Task to complete: Every line of the material that follows must be printed again exactly.

Record excerpts:
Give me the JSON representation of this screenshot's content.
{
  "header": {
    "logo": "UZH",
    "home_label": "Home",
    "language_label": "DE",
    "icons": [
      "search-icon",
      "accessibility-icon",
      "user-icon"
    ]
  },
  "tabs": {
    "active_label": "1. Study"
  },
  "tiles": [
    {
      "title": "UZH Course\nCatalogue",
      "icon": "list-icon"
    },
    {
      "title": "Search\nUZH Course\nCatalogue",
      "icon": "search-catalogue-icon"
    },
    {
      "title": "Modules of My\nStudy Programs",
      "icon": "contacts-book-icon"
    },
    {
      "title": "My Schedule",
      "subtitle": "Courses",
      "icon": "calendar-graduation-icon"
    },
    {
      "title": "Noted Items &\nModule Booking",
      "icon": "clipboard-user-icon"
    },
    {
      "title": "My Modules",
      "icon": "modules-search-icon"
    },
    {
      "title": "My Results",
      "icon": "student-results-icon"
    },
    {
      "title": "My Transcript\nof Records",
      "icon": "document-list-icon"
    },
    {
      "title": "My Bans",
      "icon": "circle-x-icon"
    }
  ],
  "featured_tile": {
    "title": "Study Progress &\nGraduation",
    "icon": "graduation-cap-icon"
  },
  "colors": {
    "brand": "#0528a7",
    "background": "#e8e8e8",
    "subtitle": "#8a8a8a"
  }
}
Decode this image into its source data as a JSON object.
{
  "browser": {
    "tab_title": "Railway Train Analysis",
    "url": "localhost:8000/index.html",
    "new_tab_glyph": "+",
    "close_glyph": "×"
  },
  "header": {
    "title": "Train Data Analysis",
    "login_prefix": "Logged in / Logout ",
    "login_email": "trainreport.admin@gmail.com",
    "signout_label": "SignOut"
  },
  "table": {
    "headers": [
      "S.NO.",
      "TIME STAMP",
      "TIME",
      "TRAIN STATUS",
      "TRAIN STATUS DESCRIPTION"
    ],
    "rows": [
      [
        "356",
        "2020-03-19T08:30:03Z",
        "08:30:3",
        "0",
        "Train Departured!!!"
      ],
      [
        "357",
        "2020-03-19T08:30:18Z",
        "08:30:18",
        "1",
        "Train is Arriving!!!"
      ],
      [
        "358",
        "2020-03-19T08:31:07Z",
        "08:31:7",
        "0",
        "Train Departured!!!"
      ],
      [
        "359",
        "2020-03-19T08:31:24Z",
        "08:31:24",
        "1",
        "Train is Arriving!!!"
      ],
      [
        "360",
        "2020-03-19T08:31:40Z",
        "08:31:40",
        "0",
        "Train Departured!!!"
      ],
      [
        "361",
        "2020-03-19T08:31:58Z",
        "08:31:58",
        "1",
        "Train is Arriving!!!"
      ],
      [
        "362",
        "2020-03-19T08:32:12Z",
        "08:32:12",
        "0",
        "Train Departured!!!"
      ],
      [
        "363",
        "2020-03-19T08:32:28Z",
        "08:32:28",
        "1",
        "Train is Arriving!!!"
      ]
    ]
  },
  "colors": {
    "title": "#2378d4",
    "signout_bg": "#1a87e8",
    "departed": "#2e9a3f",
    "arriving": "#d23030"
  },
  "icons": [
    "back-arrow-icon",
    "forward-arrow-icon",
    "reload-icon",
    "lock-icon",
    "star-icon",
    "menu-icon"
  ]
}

Worked answer:
Give me the JSON representation of this screenshot's content.
{
  "header": {
    "logo": "UZH",
    "home_label": "Home",
    "language_label": "DE",
    "icons": [
      "search-icon",
      "accessibility-icon",
      "user-icon"
    ]
  },
  "tabs": {
    "active_label": "1. Study"
  },
  "tiles": [
    {
      "title": "UZH Course\nCatalogue",
      "icon": "list-icon"
    },
    {
      "title": "Search\nUZH Course\nCatalogue",
      "icon": "search-catalogue-icon"
    },
    {
      "title": "Modules of My\nStudy Programs",
      "icon": "contacts-book-icon"
    },
    {
      "title": "My Schedule",
      "subtitle": "Courses",
      "icon": "calendar-graduation-icon"
    },
    {
      "title": "Noted Items &\nModule Booking",
      "icon": "clipboard-user-icon"
    },
    {
      "title": "My Modules",
      "icon": "modules-search-icon"
    },
    {
      "title": "My Results",
      "icon": "student-results-icon"
    },
    {
      "title": "My Transcript\nof Records",
      "icon": "document-list-icon"
    },
    {
      "title": "My Bans",
      "icon": "circle-x-icon"
    }
  ],
  "featured_tile": {
    "title": "Study Progress &\nGraduation",
    "icon": "graduation-cap-icon"
  },
  "colors": {
    "brand": "#0528a7",
    "background": "#e8e8e8",
    "subtitle": "#8a8a8a"
  }
}
Decode this image into its source data as a JSON object.
{
  "browser": {
    "tab_title": "Railway Train Analysis",
    "url": "localhost:8000/index.html",
    "new_tab_glyph": "+",
    "close_glyph": "×"
  },
  "header": {
    "title": "Train Data Analysis",
    "login_prefix": "Logged in / Logout ",
    "login_email": "trainreport.admin@gmail.com",
    "signout_label": "SignOut"
  },
  "table": {
    "headers": [
      "S.NO.",
      "TIME STAMP",
      "TIME",
      "TRAIN STATUS",
      "TRAIN STATUS DESCRIPTION"
    ],
    "rows": [
      [
        "356",
        "2020-03-19T08:30:03Z",
        "08:30:3",
        "0",
        "Train Departured!!!"
      ],
      [
        "357",
        "2020-03-19T08:30:18Z",
        "08:30:18",
        "1",
        "Train is Arriving!!!"
      ],
      [
        "358",
        "2020-03-19T08:31:07Z",
        "08:31:7",
        "0",
        "Train Departured!!!"
      ],
      [
        "359",
        "2020-03-19T08:31:24Z",
        "08:31:24",
        "1",
        "Train is Arriving!!!"
      ],
      [
        "360",
        "2020-03-19T08:31:40Z",
        "08:31:40",
        "0",
        "Train Departured!!!"
      ],
      [
        "361",
        "2020-03-19T08:31:58Z",
        "08:31:58",
        "1",
        "Train is Arriving!!!"
      ],
      [
        "362",
        "2020-03-19T08:32:12Z",
        "08:32:12",
        "0",
        "Train Departured!!!"
      ],
      [
        "363",
        "2020-03-19T08:32:28Z",
        "08:32:28",
        "1",
        "Train is Arriving!!!"
      ]
    ]
  },
  "colors": {
    "title": "#2378d4",
    "signout_bg": "#1a87e8",
    "departed": "#2e9a3f",
    "arriving": "#d23030"
  },
  "icons": [
    "back-arrow-icon",
    "forward-arrow-icon",
    "reload-icon",
    "lock-icon",
    "star-icon",
    "menu-icon"
  ]
}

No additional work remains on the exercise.